DIRECTION
Records follow. Copy every line with "Tursiops".

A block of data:
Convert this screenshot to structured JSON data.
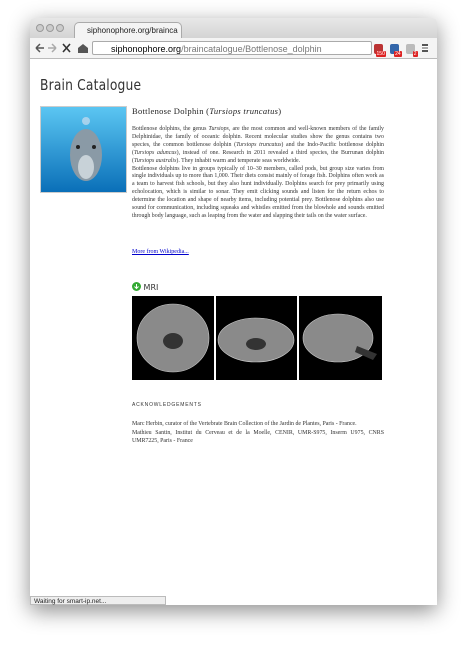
{
  "browser": {
    "tab_title": "siphonophore.org/brainca",
    "url_host": "siphonophore.org",
    "url_path": "/braincatalogue/Bottlenose_dolphin",
    "badges": [
      "150",
      "24",
      "2"
    ],
    "status": "Waiting for smart-ip.net..."
  },
  "page": {
    "site_title": "Brain Catalogue",
    "heading": [
      {
        "text": "Bottlenose Dolphin ("
      },
      {
        "text": "Tursiops truncatus",
        "italic": true
      },
      {
        "text": ")"
      }
    ],
    "paragraphs": [
      [
        {
          "text": "Bottlenose dolphins, the genus "
        },
        {
          "text": "Tursiops",
          "italic": true
        },
        {
          "text": ", are the most common and well-known members of the family Delphinidae, the family of oceanic dolphin. Recent molecular studies show the genus contains two species, the common bottlenose dolphin ("
        },
        {
          "text": "Tursiops truncatus",
          "italic": true
        },
        {
          "text": ") and the Indo-Pacific bottlenose dolphin ("
        },
        {
          "text": "Tursiops aduncus",
          "italic": true
        },
        {
          "text": "), instead of one. Research in 2011 revealed a third species, the Burrunan dolphin ("
        },
        {
          "text": "Tursiops australis",
          "italic": true
        },
        {
          "text": "). They inhabit warm and temperate seas worldwide."
        }
      ],
      [
        {
          "text": "Bottlenose dolphins live in groups typically of 10–30 members, called pods, but group size varies from single individuals up to more than 1,000. Their diets consist mainly of forage fish. Dolphins often work as a team to harvest fish schools, but they also hunt individually. Dolphins search for prey primarily using echolocation, which is similar to sonar. They emit clicking sounds and listen for the return echos to determine the location and shape of nearby items, including potential prey. Bottlenose dolphins also use sound for communication, including squeaks and whistles emitted from the blowhole and sounds emitted through body language, such as leaping from the water and slapping their tails on the water surface."
        }
      ]
    ],
    "more_link": "More from Wikipedia...",
    "mri_label": "MRI",
    "ack_title": "ACKNOWLEDGEMENTS",
    "ack_lines": [
      "Marc Herbin, curator of the Vertebrate Brain Collection of the Jardin de Plantes, Paris - France.",
      "Mathieu Santin, Institut du Cerveau et de la Moelle, CENIR, UMR-S975, Inserm U975, CNRS UMR7225, Paris - France"
    ]
  }
}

RESPONSE
        "text": "Tursiops truncatus",
          "text": "Tursiops",
          "text": "Tursiops truncatus",
          "text": "Tursiops aduncus",
          "text": "Tursiops australis",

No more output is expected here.